#### WORK TO DO
Copy the listing below in full and skip every picture.

==========

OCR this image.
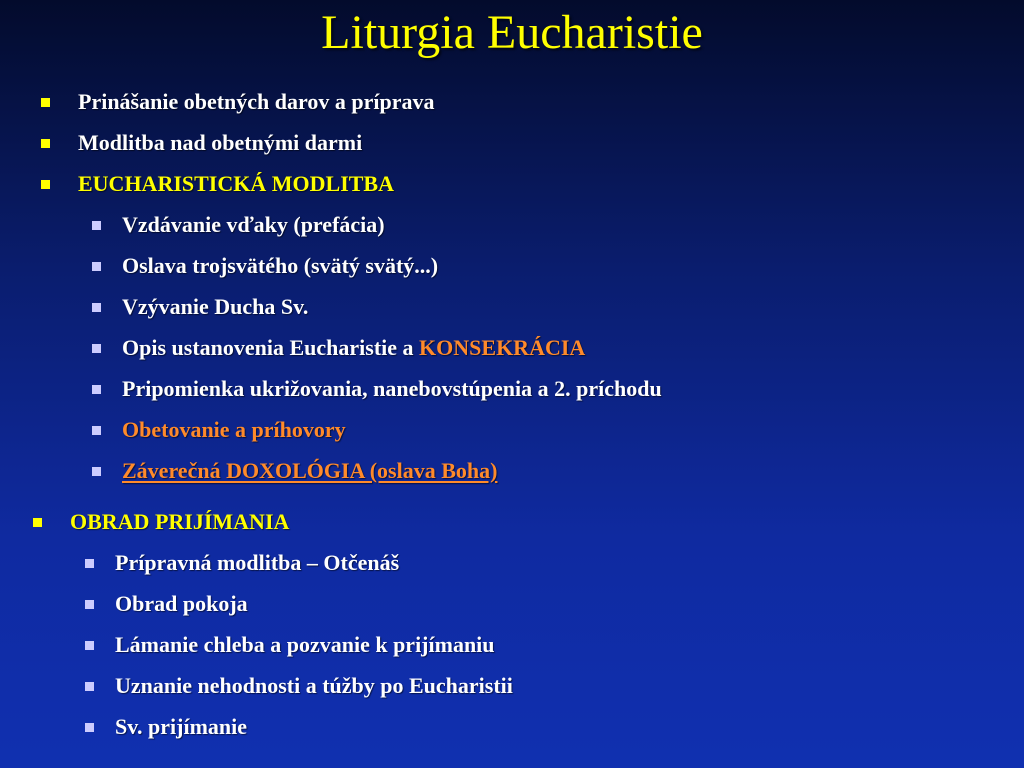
Liturgia Eucharistie
Prinášanie obetných darov a príprava
Modlitba nad obetnými darmi
EUCHARISTICKÁ MODLITBA
Vzdávanie vďaky (prefácia)
Oslava trojsvätého (svätý svätý...)
Vzývanie Ducha Sv.
Opis ustanovenia Eucharistie a KONSEKRÁCIA
Pripomienka ukrižovania, nanebovstúpenia a 2. príchodu
Obetovanie a príhovory
Záverečná DOXOLÓGIA (oslava Boha)
OBRAD PRIJÍMANIA
Prípravná modlitba – Otčenáš
Obrad pokoja
Lámanie chleba a pozvanie k prijímaniu
Uznanie nehodnosti a túžby po Eucharistii
Sv. prijímanie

==========

#### COMPLETE ANSWER
OCR this image.
Liturgia Eucharistie
Prinášanie obetných darov a príprava
Modlitba nad obetnými darmi
EUCHARISTICKÁ MODLITBA
Vzdávanie vďaky (prefácia)
Oslava trojsvätého (svätý svätý...)
Vzývanie Ducha Sv.
Opis ustanovenia Eucharistie a KONSEKRÁCIA
Pripomienka ukrižovania, nanebovstúpenia a 2. príchodu
Obetovanie a príhovory
Záverečná DOXOLÓGIA (oslava Boha)
OBRAD PRIJÍMANIA
Prípravná modlitba – Otčenáš
Obrad pokoja
Lámanie chleba a pozvanie k prijímaniu
Uznanie nehodnosti a túžby po Eucharistii
Sv. prijímanie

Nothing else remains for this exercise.